**Prompt**
Pick out each line in these entries that contains the string "пропустив".

------------------------------

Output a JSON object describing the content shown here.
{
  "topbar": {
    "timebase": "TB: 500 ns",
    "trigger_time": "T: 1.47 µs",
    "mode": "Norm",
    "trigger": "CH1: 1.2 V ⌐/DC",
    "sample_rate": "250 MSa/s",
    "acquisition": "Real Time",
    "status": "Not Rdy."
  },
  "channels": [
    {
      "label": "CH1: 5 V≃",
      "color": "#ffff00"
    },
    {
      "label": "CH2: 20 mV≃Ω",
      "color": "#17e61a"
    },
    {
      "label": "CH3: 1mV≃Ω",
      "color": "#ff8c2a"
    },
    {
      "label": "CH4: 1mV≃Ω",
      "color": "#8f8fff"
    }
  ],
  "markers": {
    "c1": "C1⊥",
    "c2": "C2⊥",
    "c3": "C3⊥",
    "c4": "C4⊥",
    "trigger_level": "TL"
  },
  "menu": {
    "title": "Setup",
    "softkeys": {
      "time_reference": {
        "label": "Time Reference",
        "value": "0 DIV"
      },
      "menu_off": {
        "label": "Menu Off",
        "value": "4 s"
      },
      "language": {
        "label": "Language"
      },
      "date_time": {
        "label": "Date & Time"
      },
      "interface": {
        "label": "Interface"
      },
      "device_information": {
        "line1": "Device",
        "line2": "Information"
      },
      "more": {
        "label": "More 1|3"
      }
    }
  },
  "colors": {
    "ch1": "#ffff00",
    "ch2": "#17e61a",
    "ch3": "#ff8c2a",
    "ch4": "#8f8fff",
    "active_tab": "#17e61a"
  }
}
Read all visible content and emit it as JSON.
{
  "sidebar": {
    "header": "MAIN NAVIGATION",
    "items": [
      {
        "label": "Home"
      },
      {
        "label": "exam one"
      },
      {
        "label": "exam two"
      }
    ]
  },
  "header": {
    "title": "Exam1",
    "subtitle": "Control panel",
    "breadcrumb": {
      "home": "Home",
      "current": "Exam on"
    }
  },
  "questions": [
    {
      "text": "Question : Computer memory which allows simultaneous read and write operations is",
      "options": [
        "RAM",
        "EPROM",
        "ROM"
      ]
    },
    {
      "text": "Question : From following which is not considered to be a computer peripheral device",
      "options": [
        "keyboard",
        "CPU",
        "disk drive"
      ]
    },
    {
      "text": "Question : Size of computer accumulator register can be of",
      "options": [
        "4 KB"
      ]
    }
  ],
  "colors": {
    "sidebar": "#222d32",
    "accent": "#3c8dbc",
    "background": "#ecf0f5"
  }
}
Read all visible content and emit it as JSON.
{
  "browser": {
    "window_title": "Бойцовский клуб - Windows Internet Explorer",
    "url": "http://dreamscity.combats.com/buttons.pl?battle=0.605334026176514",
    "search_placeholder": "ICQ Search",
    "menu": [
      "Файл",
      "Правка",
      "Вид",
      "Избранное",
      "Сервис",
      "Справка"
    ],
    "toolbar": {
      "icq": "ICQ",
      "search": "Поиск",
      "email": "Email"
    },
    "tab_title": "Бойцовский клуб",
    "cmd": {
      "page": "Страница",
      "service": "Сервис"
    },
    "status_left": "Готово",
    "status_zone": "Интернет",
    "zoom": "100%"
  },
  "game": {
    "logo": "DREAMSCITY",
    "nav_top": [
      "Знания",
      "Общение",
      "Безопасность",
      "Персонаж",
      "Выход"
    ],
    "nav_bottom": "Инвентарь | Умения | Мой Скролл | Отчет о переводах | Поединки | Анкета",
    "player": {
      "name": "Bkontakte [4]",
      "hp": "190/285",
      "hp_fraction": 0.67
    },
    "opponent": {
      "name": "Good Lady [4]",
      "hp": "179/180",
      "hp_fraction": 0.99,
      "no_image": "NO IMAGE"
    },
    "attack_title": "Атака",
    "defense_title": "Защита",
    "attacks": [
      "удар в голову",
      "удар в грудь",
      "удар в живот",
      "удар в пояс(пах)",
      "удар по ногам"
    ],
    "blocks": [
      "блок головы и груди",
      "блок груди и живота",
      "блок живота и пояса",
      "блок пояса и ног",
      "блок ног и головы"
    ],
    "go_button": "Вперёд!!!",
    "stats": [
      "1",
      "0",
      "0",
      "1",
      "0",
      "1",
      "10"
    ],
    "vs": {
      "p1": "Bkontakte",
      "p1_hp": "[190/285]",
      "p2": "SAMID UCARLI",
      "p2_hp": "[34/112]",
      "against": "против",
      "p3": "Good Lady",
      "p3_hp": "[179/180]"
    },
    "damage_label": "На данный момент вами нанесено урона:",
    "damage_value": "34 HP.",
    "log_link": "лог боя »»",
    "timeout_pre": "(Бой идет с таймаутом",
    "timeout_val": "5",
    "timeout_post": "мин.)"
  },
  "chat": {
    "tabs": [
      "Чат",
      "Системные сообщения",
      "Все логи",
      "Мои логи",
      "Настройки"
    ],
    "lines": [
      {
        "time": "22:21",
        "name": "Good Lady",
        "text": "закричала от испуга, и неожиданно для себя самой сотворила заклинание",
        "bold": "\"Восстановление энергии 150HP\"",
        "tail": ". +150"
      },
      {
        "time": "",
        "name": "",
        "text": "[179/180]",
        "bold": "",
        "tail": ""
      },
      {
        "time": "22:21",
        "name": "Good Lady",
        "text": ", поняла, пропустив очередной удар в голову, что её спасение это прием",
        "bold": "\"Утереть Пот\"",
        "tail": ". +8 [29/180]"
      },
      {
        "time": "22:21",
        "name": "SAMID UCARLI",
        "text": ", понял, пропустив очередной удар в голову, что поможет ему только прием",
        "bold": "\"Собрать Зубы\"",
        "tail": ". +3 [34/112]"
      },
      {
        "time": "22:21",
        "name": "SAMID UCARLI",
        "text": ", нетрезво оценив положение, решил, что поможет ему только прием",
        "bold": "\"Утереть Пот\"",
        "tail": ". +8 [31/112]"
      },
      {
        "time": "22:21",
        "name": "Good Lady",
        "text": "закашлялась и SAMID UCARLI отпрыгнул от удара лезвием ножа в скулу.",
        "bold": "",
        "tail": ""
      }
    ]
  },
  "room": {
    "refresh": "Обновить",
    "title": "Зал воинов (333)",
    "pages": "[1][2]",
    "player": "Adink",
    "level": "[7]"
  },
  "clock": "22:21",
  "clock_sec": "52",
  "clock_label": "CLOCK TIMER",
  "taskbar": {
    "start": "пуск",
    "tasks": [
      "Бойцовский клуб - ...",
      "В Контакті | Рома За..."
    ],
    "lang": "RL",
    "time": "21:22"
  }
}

------------------------------

**Exercise result**
        "text": ", поняла, пропустив очередной удар в голову, что её спасение это прием",
        "text": ", понял, пропустив очередной удар в голову, что поможет ему только прием",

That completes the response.